━━━ Supplied material ━━━

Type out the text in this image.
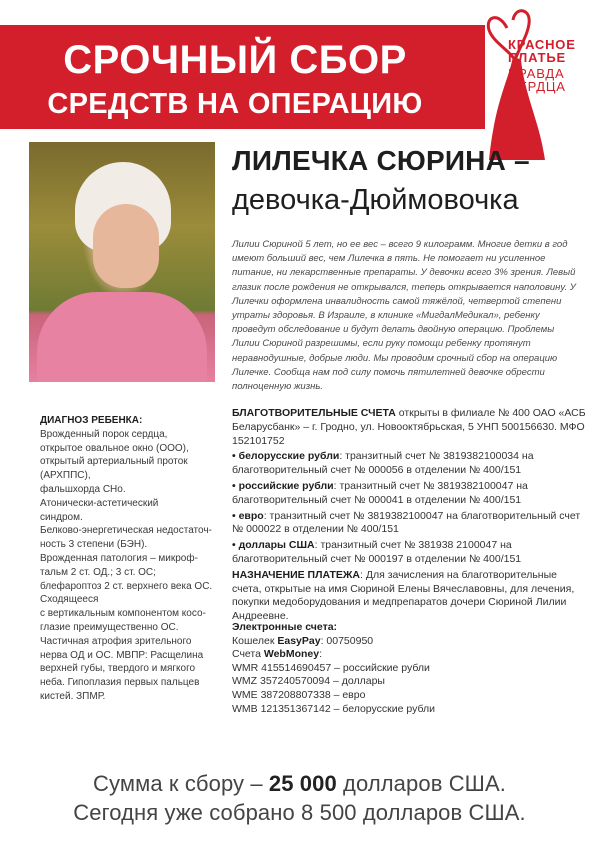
СРОЧНЫЙ СБОР
СРЕДСТВ НА ОПЕРАЦИЮ
КРАСНОЕ
ПЛАТЬЕ
ПРАВДА
СЕРДЦА
ЛИЛЕЧКА СЮРИНА –
девочка-Дюймовочка
Лилии Сюриной 5 лет, но ее вес – всего 9 килограмм. Многие детки в год имеют больший вес, чем Лилечка в пять. Не помогает ни усиленное питание, ни лекарственные препараты. У девочки всего 3% зрения. Левый глазик после рождения не открывался, теперь открывается наполовину. У Лилечки оформлена инвалидность самой тяжёлой, четвертой степени утраты здоровья. В Израиле, в клинике «МигдалМедикал», ребенку проведут обследование и будут делать двойную операцию. Проблемы Лилии Сюриной разрешимы, если руку помощи ребенку протянут неравнодушные, добрые люди. Мы проводим срочный сбор на операцию Лилечке. Сообща нам под силу помочь пятилетней девочке обрести полноценную жизнь.

ДИАГНОЗ РЕБЕНКА:

Врожденный порок сердца,

открытое овальное окно (ООО),

открытый артериальный проток

(АРХППС),

фальшхорда СНо.

Атонически-астетический

синдром.

Белково-энергетическая недостаточ-

ность 3 степени (БЭН).

Врожденная патология – микроф-

тальм 2 ст. ОД.; 3 ст. ОС;

блефароптоз 2 ст. верхнего века ОС.

Сходящееся

с вертикальным компонентом косо-

глазие преимущественно ОС.

Частичная атрофия зрительного

нерва ОД и ОС. МВПР: Расщелина

верхней губы, твердого и мягкого

неба. Гипоплазия первых пальцев

кистей. ЗПМР.

БЛАГОТВОРИТЕЛЬНЫЕ СЧЕТА открыты в филиале № 400 ОАО «АСБ Беларусбанк» – г. Гродно, ул. Новооктябрьская, 5 УНП 500156630. МФО 152101752

• белорусские рубли: транзитный счет № 3819382100034 на благотворительный счет № 000056 в отделении № 400/151

• российские рубли: транзитный счет № 3819382100047 на благотворительный счет № 000041 в отделении № 400/151

• евро: транзитный счет № 3819382100047 на благотворительный счет № 000022 в отделении № 400/151

• доллары США: транзитный счет № 381938 2100047 на благотворительный счет № 000197 в отделении № 400/151

НАЗНАЧЕНИЕ ПЛАТЕЖА: Для зачисления на благотворительные счета, открытые на имя Сюриной Елены Вячеславовны, для лечения, покупки медоборудования и медпрепаратов дочери Сюриной Лилии Андреевне.

Электронные счета:

Кошелек EasyPay: 00750950

Счета WebMoney:

WMR 415514690457 – российские рубли

WMZ 357240570094 – доллары

WME 387208807338 – евро

WMB 121351367142 – белорусские рубли

Сумма к сбору – 25 000 долларов США.
Сегодня уже собрано 8 500 долларов США.
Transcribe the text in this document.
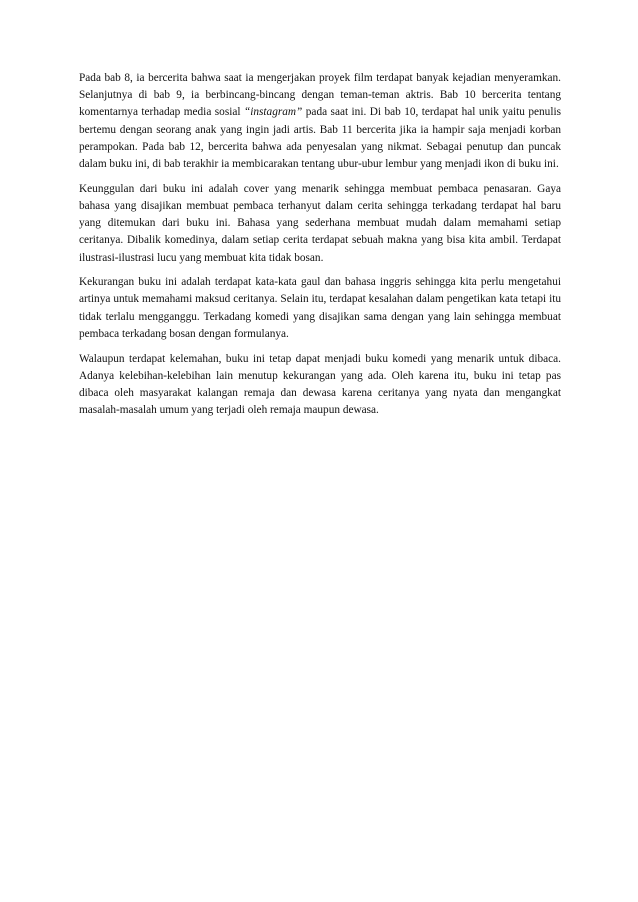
Pada bab 8, ia bercerita bahwa saat ia mengerjakan proyek film terdapat banyak kejadian menyeramkan. Selanjutnya di bab 9, ia berbincang-bincang dengan teman-teman aktris. Bab 10 bercerita tentang komentarnya terhadap media sosial “instagram” pada saat ini. Di bab 10, terdapat hal unik yaitu penulis bertemu dengan seorang anak yang ingin jadi artis. Bab 11 bercerita jika ia hampir saja menjadi korban perampokan. Pada bab 12, bercerita bahwa ada penyesalan yang nikmat. Sebagai penutup dan puncak dalam buku ini, di bab terakhir ia membicarakan tentang ubur-ubur lembur yang menjadi ikon di buku ini.

Keunggulan dari buku ini adalah cover yang menarik sehingga membuat pembaca penasaran. Gaya bahasa yang disajikan membuat pembaca terhanyut dalam cerita sehingga terkadang terdapat hal baru yang ditemukan dari buku ini. Bahasa yang sederhana membuat mudah dalam memahami setiap ceritanya. Dibalik komedinya, dalam setiap cerita terdapat sebuah makna yang bisa kita ambil. Terdapat ilustrasi-ilustrasi lucu yang membuat kita tidak bosan.

Kekurangan buku ini adalah terdapat kata-kata gaul dan bahasa inggris sehingga kita perlu mengetahui artinya untuk memahami maksud ceritanya. Selain itu, terdapat kesalahan dalam pengetikan kata tetapi itu tidak terlalu mengganggu. Terkadang komedi yang disajikan sama dengan yang lain sehingga membuat pembaca terkadang bosan dengan formulanya.

Walaupun terdapat kelemahan, buku ini tetap dapat menjadi buku komedi yang menarik untuk dibaca. Adanya kelebihan-kelebihan lain menutup kekurangan yang ada. Oleh karena itu, buku ini tetap pas dibaca oleh masyarakat kalangan remaja dan dewasa karena ceritanya yang nyata dan mengangkat masalah-masalah umum yang terjadi oleh remaja maupun dewasa.
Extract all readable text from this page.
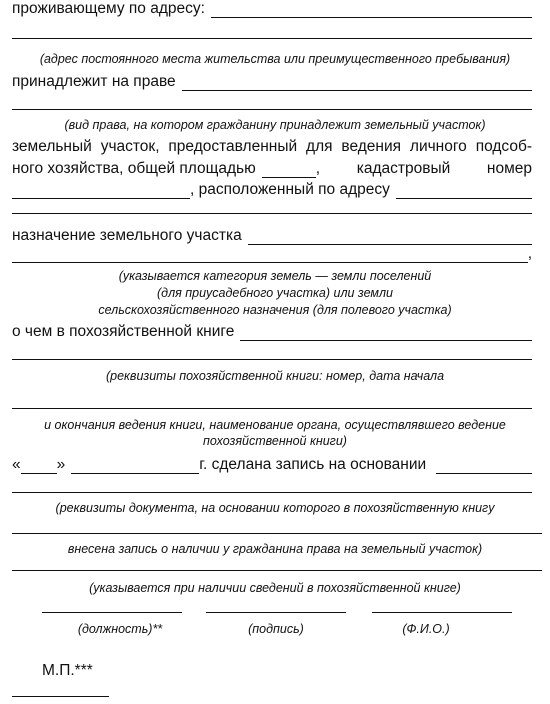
проживающему по адресу:
(адрес постоянного места жительства или преимущественного пребывания)
принадлежит на праве
(вид права, на котором гражданину принадлежит земельный участок)
земельный участок, предоставленный для ведения личного подсоб-
ного хозяйства, общей площадью	, кадастровый номер
, расположенный по адресу
назначение земельного участка
,
(указывается категория земель — земли поселений
(для приусадебного участка) или земли
сельскохозяйственного назначения (для полевого участка)
о чем в похозяйственной книге
(реквизиты похозяйственной книги: номер, дата начала
и окончания ведения книги, наименование органа, осуществлявшего ведение
похозяйственной книги)
« »	г. сделана запись на основании
(реквизиты документа, на основании которого в похозяйственную книгу
внесена запись о наличии у гражданина права на земельный участок)
(указывается при наличии сведений в похозяйственной книге)
(должность)**	(подпись)	(Ф.И.О.)
М.П.***
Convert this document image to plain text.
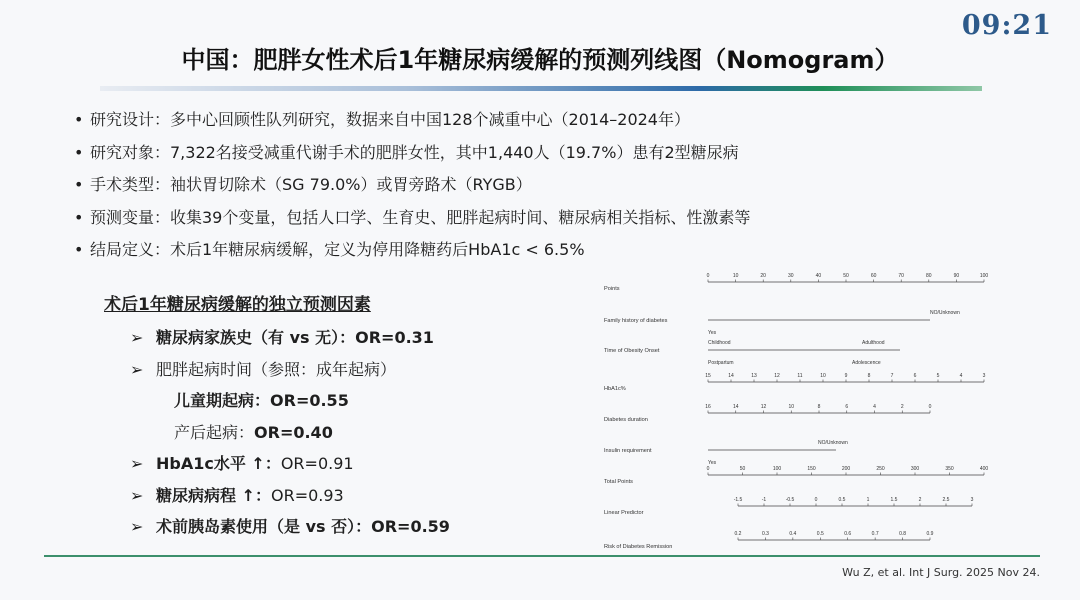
09:21
中国：肥胖女性术后1年糖尿病缓解的预测列线图（Nomogram）
• 研究设计：多中心回顾性队列研究，数据来自中国128个减重中心（2014–2024年）
• 研究对象：7,322名接受减重代谢手术的肥胖女性，其中1,440人（19.7%）患有2型糖尿病
• 手术类型：袖状胃切除术（SG 79.0%）或胃旁路术（RYGB）
• 预测变量：收集39个变量，包括人口学、生育史、肥胖起病时间、糖尿病相关指标、性激素等
• 结局定义：术后1年糖尿病缓解，定义为停用降糖药后HbA1c < 6.5%
术后1年糖尿病缓解的独立预测因素
➢ 糖尿病家族史（有 vs 无）：OR=0.31
➢ 肥胖起病时间（参照：成年起病）
儿童期起病：OR=0.55
产后起病：OR=0.40
➢ HbA1c水平 ↑：OR=0.91
➢ 糖尿病病程 ↑：OR=0.93
➢ 术前胰岛素使用（是 vs 否）：OR=0.59
Points
0	10	20	30	40	50	60	70	80	90	100
Family history of diabetes
NO/Unknown
Yes
Time of Obesity Onset
Childhood	Adulthood
Postpartum	Adolescence
HbA1c%
15	14	13	12	11	10	9	8	7	6	5	4	3
Diabetes duration
16	14	12	10	8	6	4	2	0
Insulin requirement
NO/Unknown
Yes
Total Points
0	50	100	150	200	250	300	350	400
Linear Predictor
-1.5	-1	-0.5	0	0.5	1	1.5	2	2.5	3
Risk of Diabetes Remission
0.2	0.3	0.4	0.5	0.6	0.7	0.8	0.9
Wu Z, et al. Int J Surg. 2025 Nov 24.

━━━

What the exercise asks:
Gather each line in the data that holds the string "adalah".

Correct result:
Keunggulan dari buku ini adalah cover yang menarik sehingga membuat pembaca penasaran. Gaya bahasa yang disajikan membuat pembaca terhanyut dalam cerita sehingga terkadang terdapat hal baru yang ditemukan dari buku ini. Bahasa yang sederhana membuat mudah dalam memahami setiap ceritanya. Dibalik komedinya, dalam setiap cerita terdapat sebuah makna yang bisa kita ambil. Terdapat ilustrasi-ilustrasi lucu yang membuat kita tidak bosan.
Kekurangan buku ini adalah terdapat kata-kata gaul dan bahasa inggris sehingga kita perlu mengetahui artinya untuk memahami maksud ceritanya. Selain itu, terdapat kesalahan dalam pengetikan kata tetapi itu tidak terlalu mengganggu. Terkadang komedi yang disajikan sama dengan yang lain sehingga membuat pembaca terkadang bosan dengan formulanya.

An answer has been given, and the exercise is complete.